Repeat the lines that follow, leaving nothing out.

-*-*-

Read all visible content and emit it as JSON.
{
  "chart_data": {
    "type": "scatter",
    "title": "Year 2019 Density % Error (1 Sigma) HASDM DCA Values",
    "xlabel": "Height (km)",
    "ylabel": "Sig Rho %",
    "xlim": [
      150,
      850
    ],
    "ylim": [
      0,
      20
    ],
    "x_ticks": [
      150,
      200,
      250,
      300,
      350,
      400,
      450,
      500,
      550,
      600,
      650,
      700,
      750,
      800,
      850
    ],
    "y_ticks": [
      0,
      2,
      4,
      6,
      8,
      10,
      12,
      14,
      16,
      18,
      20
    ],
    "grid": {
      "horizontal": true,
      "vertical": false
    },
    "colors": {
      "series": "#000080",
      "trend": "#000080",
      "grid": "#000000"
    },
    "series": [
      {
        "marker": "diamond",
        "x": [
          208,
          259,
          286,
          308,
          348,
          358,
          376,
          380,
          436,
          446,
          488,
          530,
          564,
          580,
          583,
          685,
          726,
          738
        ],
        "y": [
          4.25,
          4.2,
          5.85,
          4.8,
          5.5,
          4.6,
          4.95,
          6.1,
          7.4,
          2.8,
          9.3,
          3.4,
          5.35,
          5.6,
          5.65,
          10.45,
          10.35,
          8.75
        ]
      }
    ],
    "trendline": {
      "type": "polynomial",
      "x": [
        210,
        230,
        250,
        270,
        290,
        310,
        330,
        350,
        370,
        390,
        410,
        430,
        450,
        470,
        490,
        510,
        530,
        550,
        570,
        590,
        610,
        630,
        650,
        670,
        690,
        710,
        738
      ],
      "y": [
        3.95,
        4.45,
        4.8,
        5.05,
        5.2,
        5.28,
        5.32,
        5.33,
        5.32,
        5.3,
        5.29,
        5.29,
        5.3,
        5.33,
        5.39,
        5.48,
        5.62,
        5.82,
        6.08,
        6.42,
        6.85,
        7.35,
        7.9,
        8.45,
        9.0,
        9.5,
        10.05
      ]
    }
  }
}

-*-*-

OUTPUT OF THE EXERCISE »
Read all visible content and emit it as JSON.
{
  "chart_data": {
    "type": "scatter",
    "title": "Year 2019 Density % Error (1 Sigma) HASDM DCA Values",
    "xlabel": "Height (km)",
    "ylabel": "Sig Rho %",
    "xlim": [
      150,
      850
    ],
    "ylim": [
      0,
      20
    ],
    "x_ticks": [
      150,
      200,
      250,
      300,
      350,
      400,
      450,
      500,
      550,
      600,
      650,
      700,
      750,
      800,
      850
    ],
    "y_ticks": [
      0,
      2,
      4,
      6,
      8,
      10,
      12,
      14,
      16,
      18,
      20
    ],
    "grid": {
      "horizontal": true,
      "vertical": false
    },
    "colors": {
      "series": "#000080",
      "trend": "#000080",
      "grid": "#000000"
    },
    "series": [
      {
        "marker": "diamond",
        "x": [
          208,
          259,
          286,
          308,
          348,
          358,
          376,
          380,
          436,
          446,
          488,
          530,
          564,
          580,
          583,
          685,
          726,
          738
        ],
        "y": [
          4.25,
          4.2,
          5.85,
          4.8,
          5.5,
          4.6,
          4.95,
          6.1,
          7.4,
          2.8,
          9.3,
          3.4,
          5.35,
          5.6,
          5.65,
          10.45,
          10.35,
          8.75
        ]
      }
    ],
    "trendline": {
      "type": "polynomial",
      "x": [
        210,
        230,
        250,
        270,
        290,
        310,
        330,
        350,
        370,
        390,
        410,
        430,
        450,
        470,
        490,
        510,
        530,
        550,
        570,
        590,
        610,
        630,
        650,
        670,
        690,
        710,
        738
      ],
      "y": [
        3.95,
        4.45,
        4.8,
        5.05,
        5.2,
        5.28,
        5.32,
        5.33,
        5.32,
        5.3,
        5.29,
        5.29,
        5.3,
        5.33,
        5.39,
        5.48,
        5.62,
        5.82,
        6.08,
        6.42,
        6.85,
        7.35,
        7.9,
        8.45,
        9.0,
        9.5,
        10.05
      ]
    }
  }
}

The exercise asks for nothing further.